_Problem details_
Write out each line exactly as given. Leave the pictures out of your copy.
::::
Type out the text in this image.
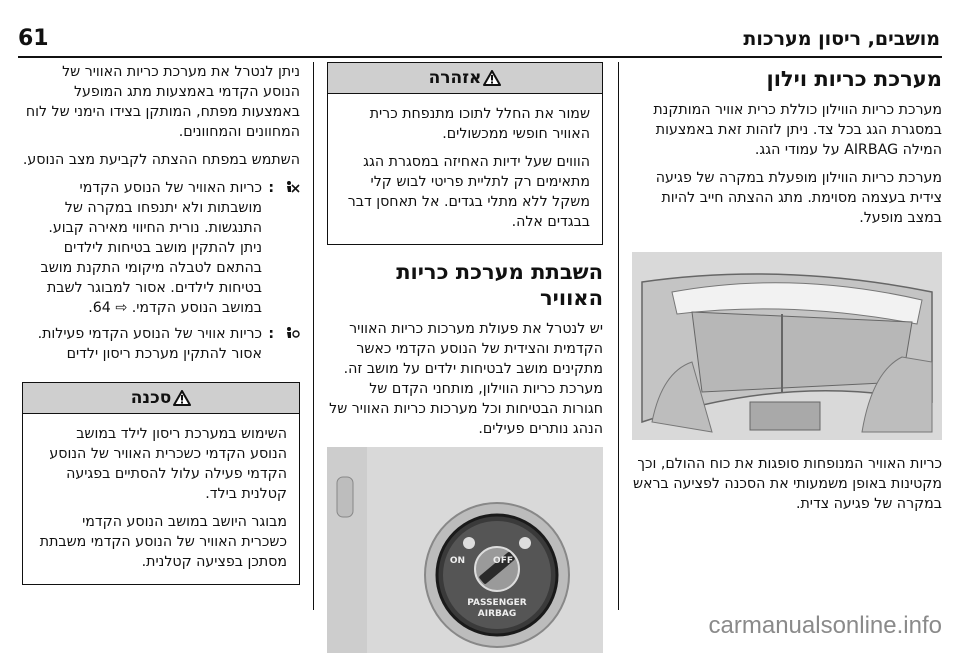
מושבים, ריסון מערכות
61
מערכת כריות וילון

מערכת כריות הווילון כוללת כרית אוויר המותקנת במסגרת הגג בכל צד. ניתן לזהות זאת באמצעות המילה AIRBAG על עמודי הגג.

מערכת כריות הווילון מופעלת במקרה של פגיעה צידית בעצמה מסוימת. מתג ההצתה חייב להיות במצב מופעל.

כריות האוויר המנופחות סופגות את כוח ההולם, וכך מקטינות באופן משמעותי את הסכנה לפציעה בראש במקרה של פגיעה צדית.

אזהרה

שמור את החלל לתוכו מתנפחת כרית האוויר חופשי ממכשולים.

הוווים שעל ידיות האחיזה במסגרת הגג מתאימים רק לתליית פריטי לבוש קלי משקל ללא מתלי בגדים. אל תאחסן דבר בבגדים אלה.

השבתת מערכת כריות האוויר

יש לנטרל את פעולת מערכות כריות האוויר הקדמית והצידית של הנוסע הקדמי כאשר מתקינים מושב לבטיחות ילדים על מושב זה. מערכת כריות הווילון, מותחני הקדם של חגורות הבטיחות וכל מערכות כריות האוויר של הנהג נותרים פעילים.

ON	OFF
PASSENGER
AIRBAG

ניתן לנטרל את מערכת כריות האוויר של הנוסע הקדמי באמצעות מתג המופעל באמצעות מפתח, המותקן בצידו הימני של לוח המחוונים והמחוונים.

השתמש במפתח ההצתה לקביעת מצב הנוסע.

:
כריות האוויר של הנוסע הקדמי מושבתות ולא יתנפחו במקרה של התנגשות. נורית החיווי מאירה קבוע. ניתן להתקין מושב בטיחות לילדים בהתאם לטבלה מיקומי התקנת מושב בטיחות לילדים. אסור למבוגר לשבת במושב הנוסע הקדמי. ⇨ 64.
:
כריות אוויר של הנוסע הקדמי פעילות. אסור להתקין מערכת ריסון ילדים
סכנה

השימוש במערכת ריסון לילד במושב הנוסע הקדמי כשכרית האוויר של הנוסע הקדמי פעילה עלול להסתיים בפגיעה קטלנית בילד.

מבוגר היושב במושב הנוסע הקדמי כשכרית האוויר של הנוסע הקדמי משבתת מסתכן בפציעה קטלנית.

carmanualsonline.info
::::
_Solution to this problem_
Type out the text in this image.
מושבים, ריסון מערכות
61
מערכת כריות וילון

מערכת כריות הווילון כוללת כרית אוויר המותקנת במסגרת הגג בכל צד. ניתן לזהות זאת באמצעות המילה AIRBAG על עמודי הגג.

מערכת כריות הווילון מופעלת במקרה של פגיעה צידית בעצמה מסוימת. מתג ההצתה חייב להיות במצב מופעל.

כריות האוויר המנופחות סופגות את כוח ההולם, וכך מקטינות באופן משמעותי את הסכנה לפציעה בראש במקרה של פגיעה צדית.

אזהרה

שמור את החלל לתוכו מתנפחת כרית האוויר חופשי ממכשולים.

הוווים שעל ידיות האחיזה במסגרת הגג מתאימים רק לתליית פריטי לבוש קלי משקל ללא מתלי בגדים. אל תאחסן דבר בבגדים אלה.

השבתת מערכת כריות האוויר

יש לנטרל את פעולת מערכות כריות האוויר הקדמית והצידית של הנוסע הקדמי כאשר מתקינים מושב לבטיחות ילדים על מושב זה. מערכת כריות הווילון, מותחני הקדם של חגורות הבטיחות וכל מערכות כריות האוויר של הנהג נותרים פעילים.

ON	OFF
PASSENGER
AIRBAG

ניתן לנטרל את מערכת כריות האוויר של הנוסע הקדמי באמצעות מתג המופעל באמצעות מפתח, המותקן בצידו הימני של לוח המחוונים והמחוונים.

השתמש במפתח ההצתה לקביעת מצב הנוסע.

:
כריות האוויר של הנוסע הקדמי מושבתות ולא יתנפחו במקרה של התנגשות. נורית החיווי מאירה קבוע. ניתן להתקין מושב בטיחות לילדים בהתאם לטבלה מיקומי התקנת מושב בטיחות לילדים. אסור למבוגר לשבת במושב הנוסע הקדמי. ⇨ 64.
:
כריות אוויר של הנוסע הקדמי פעילות. אסור להתקין מערכת ריסון ילדים
סכנה

השימוש במערכת ריסון לילד במושב הנוסע הקדמי כשכרית האוויר של הנוסע הקדמי פעילה עלול להסתיים בפגיעה קטלנית בילד.

מבוגר היושב במושב הנוסע הקדמי כשכרית האוויר של הנוסע הקדמי משבתת מסתכן בפציעה קטלנית.

carmanualsonline.info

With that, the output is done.